▸ **What needs to be done**
Rewrite the stretch of the Ameriprise article from "That’s the marketing" through "vigorously defend against.", putting "complaint" in place of every "lawsuit".

▸ **Document text**

/---

Financial services giant Ameriprise has a very nice video on its web site, narrated in homey style by Tommy Lee Jones, leaning over a white picket fence. “This is a company … with a steadfast commitment to putting clients first.”

That’s the marketing message, of course. But take a look at the lawsuit filed last month by employees and consider what those claims say about how the company treats its clients. Employees are demanding $100 million in damages because the company steered their retirement money into its own allegedly underperforming funds.

Barron’s picked up the story last week:

Late last month, Ameriprise Financial (NYSE: AMP) employees filed a lawsuit against their employer for offering Ameriprise funds in their 401(k) plan. They are seeking at least $100 million in losses and a recouping of costs because the financial-services company favored its own underperforming funds over investment plans with better performance records, longer track records and lower fees.

Ameriprise told Barron’s the lawsuit was a copycat that it intended to vigorously defend against.

Of course, the real kicker is that Ameriprise has sold these same underperforming funds to its clients – and there are many of them! Ameriprise, which has long been known as the training ground for brokers and advisors who move on to big Wall Street firms, has about 10,000 branded advisors.

\---

▸ **Entries provided**
/---

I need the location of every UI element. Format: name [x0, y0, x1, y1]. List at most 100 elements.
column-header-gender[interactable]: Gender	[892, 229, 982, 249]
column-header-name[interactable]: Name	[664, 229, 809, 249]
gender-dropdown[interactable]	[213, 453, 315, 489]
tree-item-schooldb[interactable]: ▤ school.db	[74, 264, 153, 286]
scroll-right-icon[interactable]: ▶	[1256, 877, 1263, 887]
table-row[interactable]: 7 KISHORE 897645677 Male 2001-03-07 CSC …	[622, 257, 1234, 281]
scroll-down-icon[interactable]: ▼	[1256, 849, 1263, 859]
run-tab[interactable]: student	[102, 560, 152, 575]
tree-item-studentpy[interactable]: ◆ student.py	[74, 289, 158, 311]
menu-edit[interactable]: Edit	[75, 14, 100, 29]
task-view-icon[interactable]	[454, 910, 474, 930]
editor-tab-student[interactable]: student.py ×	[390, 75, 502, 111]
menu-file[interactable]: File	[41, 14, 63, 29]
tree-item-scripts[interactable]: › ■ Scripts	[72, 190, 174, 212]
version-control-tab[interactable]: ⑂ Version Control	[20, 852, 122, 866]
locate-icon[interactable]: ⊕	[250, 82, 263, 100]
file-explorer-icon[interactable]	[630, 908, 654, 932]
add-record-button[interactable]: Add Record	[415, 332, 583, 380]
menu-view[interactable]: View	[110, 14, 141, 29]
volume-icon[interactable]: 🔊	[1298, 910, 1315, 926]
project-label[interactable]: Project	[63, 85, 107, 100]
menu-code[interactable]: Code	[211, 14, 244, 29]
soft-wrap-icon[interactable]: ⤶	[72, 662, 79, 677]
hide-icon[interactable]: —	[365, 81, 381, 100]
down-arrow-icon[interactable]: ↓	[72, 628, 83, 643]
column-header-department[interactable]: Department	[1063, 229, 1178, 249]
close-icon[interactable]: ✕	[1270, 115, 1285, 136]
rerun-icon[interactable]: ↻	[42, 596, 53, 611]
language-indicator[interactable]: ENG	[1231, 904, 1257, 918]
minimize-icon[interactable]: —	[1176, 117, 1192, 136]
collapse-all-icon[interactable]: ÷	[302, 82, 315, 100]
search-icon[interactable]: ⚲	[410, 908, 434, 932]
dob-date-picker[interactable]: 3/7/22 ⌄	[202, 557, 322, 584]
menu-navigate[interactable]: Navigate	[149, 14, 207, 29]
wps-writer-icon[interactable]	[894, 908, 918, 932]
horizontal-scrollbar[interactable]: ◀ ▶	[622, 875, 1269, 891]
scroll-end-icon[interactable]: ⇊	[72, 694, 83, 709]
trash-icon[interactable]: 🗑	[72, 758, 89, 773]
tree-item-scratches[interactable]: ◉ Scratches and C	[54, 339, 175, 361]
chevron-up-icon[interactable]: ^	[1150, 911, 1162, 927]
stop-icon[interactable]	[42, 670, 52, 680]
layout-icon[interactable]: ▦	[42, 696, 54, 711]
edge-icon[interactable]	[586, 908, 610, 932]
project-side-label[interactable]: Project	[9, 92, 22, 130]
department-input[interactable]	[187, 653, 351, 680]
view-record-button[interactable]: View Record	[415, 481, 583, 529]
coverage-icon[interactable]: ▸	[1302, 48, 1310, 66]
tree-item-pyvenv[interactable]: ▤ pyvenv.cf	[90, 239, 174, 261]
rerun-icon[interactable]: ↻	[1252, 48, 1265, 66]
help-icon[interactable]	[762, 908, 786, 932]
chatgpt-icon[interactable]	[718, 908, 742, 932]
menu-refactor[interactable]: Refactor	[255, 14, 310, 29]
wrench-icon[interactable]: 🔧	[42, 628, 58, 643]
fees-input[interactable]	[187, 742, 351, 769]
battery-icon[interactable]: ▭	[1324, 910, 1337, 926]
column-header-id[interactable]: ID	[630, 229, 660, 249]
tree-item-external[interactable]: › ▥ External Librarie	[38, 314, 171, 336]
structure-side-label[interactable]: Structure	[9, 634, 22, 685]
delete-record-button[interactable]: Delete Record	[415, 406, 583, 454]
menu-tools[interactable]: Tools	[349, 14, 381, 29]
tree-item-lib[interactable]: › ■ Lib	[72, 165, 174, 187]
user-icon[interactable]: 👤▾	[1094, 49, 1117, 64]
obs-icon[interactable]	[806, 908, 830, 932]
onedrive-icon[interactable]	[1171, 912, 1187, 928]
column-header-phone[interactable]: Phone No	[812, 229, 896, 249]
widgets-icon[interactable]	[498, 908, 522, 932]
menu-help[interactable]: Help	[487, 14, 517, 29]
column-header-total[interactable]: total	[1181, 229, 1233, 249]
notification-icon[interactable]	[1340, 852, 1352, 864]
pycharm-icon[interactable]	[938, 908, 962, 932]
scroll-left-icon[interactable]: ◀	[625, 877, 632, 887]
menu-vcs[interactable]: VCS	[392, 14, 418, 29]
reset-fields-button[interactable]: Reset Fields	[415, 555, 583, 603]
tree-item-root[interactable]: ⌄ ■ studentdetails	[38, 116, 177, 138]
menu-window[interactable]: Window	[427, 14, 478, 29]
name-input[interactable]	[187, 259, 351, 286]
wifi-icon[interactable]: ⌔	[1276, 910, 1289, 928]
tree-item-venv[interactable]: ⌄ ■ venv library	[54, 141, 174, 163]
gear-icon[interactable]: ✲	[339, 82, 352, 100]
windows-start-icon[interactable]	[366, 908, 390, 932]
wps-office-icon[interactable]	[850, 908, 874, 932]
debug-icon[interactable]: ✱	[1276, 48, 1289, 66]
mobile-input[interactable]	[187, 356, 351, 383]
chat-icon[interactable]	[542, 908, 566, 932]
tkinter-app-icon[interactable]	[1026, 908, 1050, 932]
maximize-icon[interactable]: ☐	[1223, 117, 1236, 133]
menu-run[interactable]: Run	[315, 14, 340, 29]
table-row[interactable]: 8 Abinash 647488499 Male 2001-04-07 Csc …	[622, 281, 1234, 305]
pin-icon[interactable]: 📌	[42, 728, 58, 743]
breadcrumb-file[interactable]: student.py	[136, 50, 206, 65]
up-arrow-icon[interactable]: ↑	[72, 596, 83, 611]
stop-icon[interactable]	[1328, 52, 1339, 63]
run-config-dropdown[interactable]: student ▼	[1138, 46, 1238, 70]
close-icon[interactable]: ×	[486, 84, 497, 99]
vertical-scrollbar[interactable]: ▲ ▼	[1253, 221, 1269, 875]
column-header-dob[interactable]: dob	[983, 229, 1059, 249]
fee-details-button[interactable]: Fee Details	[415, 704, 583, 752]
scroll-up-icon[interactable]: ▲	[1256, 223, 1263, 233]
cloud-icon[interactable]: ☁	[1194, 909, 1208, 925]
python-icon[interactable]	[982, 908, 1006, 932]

\---

▸ **Response to this task**
That’s the marketing message, of course. But take a look at the complaint filed last month by employees and consider what those claims say about how the company treats its clients. Employees are demanding $100 million in damages because the company steered their retirement money into its own allegedly underperforming funds.

Barron’s picked up the story last week:

Late last month, Ameriprise Financial (NYSE: AMP) employees filed a complaint against their employer for offering Ameriprise funds in their 401(k) plan. They are seeking at least $100 million in losses and a recouping of costs because the financial-services company favored its own underperforming funds over investment plans with better performance records, longer track records and lower fees.

Ameriprise told Barron’s the complaint was a copycat that it intended to vigorously defend against.